◆ **Goal**: State how many lines contain the string "outlet", and write nothing else.

## START Records shown

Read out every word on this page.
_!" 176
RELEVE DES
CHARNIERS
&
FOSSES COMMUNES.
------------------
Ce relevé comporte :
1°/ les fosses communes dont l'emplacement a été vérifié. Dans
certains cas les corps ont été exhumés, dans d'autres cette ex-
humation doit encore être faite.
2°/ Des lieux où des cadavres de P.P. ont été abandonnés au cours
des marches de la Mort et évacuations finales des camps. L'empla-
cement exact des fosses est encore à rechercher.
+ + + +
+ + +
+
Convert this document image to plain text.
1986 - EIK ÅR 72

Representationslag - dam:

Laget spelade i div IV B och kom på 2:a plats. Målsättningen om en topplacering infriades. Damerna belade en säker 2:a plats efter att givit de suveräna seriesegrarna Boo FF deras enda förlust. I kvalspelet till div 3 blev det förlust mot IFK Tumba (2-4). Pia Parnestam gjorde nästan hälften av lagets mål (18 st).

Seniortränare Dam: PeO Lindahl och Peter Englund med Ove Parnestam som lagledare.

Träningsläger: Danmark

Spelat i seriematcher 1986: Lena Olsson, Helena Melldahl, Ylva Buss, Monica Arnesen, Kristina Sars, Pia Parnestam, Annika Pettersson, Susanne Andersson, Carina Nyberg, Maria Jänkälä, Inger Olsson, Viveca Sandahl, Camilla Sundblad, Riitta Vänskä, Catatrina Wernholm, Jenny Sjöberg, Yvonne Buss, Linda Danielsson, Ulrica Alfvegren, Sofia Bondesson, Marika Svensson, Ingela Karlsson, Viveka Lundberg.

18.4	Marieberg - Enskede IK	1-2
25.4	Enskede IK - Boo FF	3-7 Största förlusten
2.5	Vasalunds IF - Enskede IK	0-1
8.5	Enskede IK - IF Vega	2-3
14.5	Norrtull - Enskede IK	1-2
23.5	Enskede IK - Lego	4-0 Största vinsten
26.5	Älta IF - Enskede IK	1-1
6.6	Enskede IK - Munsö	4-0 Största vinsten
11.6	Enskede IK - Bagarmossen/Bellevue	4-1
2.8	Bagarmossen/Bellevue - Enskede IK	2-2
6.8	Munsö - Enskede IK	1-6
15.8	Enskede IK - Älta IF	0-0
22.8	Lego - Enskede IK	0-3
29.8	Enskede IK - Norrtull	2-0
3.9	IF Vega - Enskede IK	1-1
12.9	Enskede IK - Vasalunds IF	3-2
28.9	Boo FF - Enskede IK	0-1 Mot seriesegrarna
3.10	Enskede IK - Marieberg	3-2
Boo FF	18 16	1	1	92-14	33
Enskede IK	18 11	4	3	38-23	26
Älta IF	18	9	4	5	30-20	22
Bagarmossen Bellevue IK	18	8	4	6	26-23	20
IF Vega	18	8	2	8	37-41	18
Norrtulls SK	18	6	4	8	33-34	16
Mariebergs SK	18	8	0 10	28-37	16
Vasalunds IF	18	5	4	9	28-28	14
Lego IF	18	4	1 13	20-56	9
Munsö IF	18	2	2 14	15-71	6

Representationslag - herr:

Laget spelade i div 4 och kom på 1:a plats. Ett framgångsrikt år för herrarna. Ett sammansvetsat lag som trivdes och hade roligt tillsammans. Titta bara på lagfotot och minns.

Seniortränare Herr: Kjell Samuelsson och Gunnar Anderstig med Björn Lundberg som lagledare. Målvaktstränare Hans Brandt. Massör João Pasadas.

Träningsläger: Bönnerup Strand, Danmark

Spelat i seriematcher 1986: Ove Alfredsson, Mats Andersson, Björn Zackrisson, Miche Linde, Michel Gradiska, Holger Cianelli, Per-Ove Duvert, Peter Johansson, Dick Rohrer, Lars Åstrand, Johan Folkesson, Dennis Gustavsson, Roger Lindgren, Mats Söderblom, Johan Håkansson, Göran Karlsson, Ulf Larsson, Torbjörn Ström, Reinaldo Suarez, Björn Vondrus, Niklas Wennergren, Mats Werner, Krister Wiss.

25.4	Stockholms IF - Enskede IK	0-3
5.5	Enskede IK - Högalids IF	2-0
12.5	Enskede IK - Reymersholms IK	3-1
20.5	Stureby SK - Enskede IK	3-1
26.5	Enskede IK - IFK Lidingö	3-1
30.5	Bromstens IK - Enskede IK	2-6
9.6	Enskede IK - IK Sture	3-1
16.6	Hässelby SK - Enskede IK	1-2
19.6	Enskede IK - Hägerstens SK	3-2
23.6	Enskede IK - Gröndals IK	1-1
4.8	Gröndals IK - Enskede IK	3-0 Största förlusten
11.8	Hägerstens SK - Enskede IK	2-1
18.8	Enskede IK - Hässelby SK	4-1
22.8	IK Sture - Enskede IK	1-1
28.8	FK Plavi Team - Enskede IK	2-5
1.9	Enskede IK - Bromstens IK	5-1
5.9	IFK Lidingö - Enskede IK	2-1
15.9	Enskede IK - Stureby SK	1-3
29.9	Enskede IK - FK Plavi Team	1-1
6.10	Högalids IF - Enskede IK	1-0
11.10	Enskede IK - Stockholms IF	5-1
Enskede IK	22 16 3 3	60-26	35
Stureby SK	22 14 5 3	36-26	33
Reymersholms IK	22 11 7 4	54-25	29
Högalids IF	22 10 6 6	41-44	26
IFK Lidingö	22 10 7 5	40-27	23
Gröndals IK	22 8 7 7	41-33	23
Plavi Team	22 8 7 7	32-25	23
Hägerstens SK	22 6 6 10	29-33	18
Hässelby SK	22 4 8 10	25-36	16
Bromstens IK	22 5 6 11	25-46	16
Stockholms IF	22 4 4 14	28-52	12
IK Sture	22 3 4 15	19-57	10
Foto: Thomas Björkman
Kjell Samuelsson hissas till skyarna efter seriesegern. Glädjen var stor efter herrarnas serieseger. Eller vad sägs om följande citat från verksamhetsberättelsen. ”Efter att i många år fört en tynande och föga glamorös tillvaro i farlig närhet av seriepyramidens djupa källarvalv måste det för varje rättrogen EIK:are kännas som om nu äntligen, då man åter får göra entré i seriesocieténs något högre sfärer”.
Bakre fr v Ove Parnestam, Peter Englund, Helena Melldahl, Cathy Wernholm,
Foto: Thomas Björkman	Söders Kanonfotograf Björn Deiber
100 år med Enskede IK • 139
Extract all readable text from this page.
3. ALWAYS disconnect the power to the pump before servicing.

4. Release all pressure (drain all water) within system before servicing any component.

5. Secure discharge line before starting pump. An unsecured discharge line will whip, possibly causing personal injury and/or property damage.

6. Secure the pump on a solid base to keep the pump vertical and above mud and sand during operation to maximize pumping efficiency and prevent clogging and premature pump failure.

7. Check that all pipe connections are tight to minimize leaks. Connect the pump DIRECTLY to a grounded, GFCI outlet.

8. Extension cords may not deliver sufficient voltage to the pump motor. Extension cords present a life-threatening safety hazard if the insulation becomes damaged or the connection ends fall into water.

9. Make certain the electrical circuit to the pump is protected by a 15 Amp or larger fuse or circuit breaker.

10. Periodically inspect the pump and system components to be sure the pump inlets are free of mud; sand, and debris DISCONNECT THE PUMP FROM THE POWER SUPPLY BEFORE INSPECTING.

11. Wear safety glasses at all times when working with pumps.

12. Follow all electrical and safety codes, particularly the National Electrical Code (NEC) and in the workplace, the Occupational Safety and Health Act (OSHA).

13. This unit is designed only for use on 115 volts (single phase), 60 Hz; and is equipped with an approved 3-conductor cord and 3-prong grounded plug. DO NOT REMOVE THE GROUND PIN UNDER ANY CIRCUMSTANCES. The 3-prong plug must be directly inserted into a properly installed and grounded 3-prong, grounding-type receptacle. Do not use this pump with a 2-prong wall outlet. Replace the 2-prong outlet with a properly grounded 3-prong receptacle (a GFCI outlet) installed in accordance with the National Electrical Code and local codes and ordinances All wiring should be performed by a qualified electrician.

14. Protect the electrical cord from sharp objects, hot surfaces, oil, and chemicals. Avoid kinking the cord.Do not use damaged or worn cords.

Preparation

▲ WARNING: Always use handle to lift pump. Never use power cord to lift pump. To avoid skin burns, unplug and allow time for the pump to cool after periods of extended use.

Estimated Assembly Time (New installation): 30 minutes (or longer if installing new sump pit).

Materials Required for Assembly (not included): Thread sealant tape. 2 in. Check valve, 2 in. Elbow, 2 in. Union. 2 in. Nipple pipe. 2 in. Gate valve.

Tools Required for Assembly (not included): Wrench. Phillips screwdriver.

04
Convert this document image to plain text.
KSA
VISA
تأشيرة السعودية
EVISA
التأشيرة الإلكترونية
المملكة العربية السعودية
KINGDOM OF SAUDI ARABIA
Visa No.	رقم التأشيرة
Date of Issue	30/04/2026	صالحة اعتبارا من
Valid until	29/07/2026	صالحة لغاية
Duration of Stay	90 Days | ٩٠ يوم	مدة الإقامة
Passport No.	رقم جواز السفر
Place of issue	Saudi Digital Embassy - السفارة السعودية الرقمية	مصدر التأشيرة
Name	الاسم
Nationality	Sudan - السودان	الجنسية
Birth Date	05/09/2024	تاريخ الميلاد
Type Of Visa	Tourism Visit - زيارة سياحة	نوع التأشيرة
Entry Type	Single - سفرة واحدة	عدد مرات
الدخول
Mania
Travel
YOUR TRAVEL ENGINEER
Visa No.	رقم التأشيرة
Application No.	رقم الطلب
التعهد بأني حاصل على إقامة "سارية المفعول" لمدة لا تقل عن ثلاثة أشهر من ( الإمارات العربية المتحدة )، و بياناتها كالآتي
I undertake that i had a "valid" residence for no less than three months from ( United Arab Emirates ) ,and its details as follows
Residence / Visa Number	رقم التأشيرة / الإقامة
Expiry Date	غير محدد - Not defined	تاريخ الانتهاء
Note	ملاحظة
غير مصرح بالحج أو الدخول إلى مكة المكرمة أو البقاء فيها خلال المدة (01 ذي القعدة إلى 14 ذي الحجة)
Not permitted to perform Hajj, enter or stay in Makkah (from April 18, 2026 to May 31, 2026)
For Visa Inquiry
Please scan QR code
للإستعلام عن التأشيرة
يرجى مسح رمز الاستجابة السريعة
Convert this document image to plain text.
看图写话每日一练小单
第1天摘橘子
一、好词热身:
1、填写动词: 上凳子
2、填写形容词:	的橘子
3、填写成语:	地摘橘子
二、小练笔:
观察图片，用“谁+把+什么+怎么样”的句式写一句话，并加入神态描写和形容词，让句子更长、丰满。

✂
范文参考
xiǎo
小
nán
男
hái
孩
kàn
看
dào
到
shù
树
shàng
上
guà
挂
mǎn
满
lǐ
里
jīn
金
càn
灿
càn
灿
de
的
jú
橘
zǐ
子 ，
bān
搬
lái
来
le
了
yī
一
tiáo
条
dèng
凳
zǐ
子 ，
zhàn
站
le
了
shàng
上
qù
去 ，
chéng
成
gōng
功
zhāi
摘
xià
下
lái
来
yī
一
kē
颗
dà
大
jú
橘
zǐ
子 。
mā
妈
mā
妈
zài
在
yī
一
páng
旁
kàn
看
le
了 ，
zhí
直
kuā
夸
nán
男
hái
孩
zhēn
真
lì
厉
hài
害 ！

## END Records shown

◆ **Response to the task**: 2